- [Direction]:
Skip the images and return the records below exactly.
##########
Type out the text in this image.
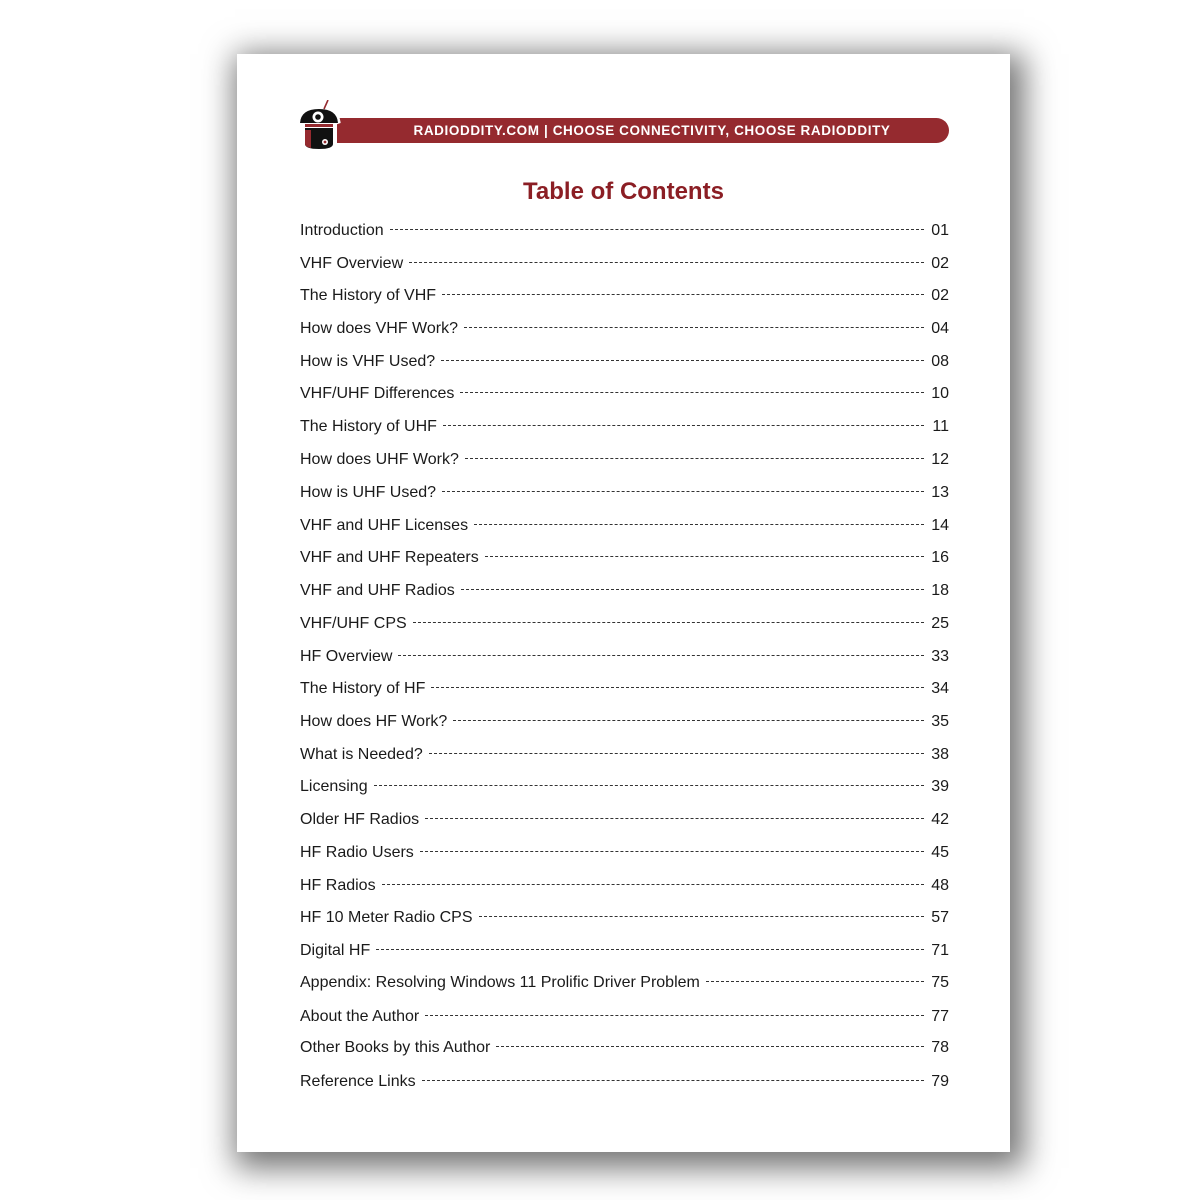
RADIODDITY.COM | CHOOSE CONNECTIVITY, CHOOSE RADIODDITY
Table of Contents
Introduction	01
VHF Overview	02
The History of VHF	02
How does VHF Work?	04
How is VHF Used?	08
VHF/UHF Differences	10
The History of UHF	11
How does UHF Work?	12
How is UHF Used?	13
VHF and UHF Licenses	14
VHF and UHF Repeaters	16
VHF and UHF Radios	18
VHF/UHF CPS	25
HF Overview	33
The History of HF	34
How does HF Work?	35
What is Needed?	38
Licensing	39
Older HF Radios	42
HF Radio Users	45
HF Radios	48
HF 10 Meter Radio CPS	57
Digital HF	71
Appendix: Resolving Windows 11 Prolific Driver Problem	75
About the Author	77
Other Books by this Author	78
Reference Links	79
##########
- [The reply]:
Type out the text in this image.
RADIODDITY.COM | CHOOSE CONNECTIVITY, CHOOSE RADIODDITY
Table of Contents
Introduction	01
VHF Overview	02
The History of VHF	02
How does VHF Work?	04
How is VHF Used?	08
VHF/UHF Differences	10
The History of UHF	11
How does UHF Work?	12
How is UHF Used?	13
VHF and UHF Licenses	14
VHF and UHF Repeaters	16
VHF and UHF Radios	18
VHF/UHF CPS	25
HF Overview	33
The History of HF	34
How does HF Work?	35
What is Needed?	38
Licensing	39
Older HF Radios	42
HF Radio Users	45
HF Radios	48
HF 10 Meter Radio CPS	57
Digital HF	71
Appendix: Resolving Windows 11 Prolific Driver Problem	75
About the Author	77
Other Books by this Author	78
Reference Links	79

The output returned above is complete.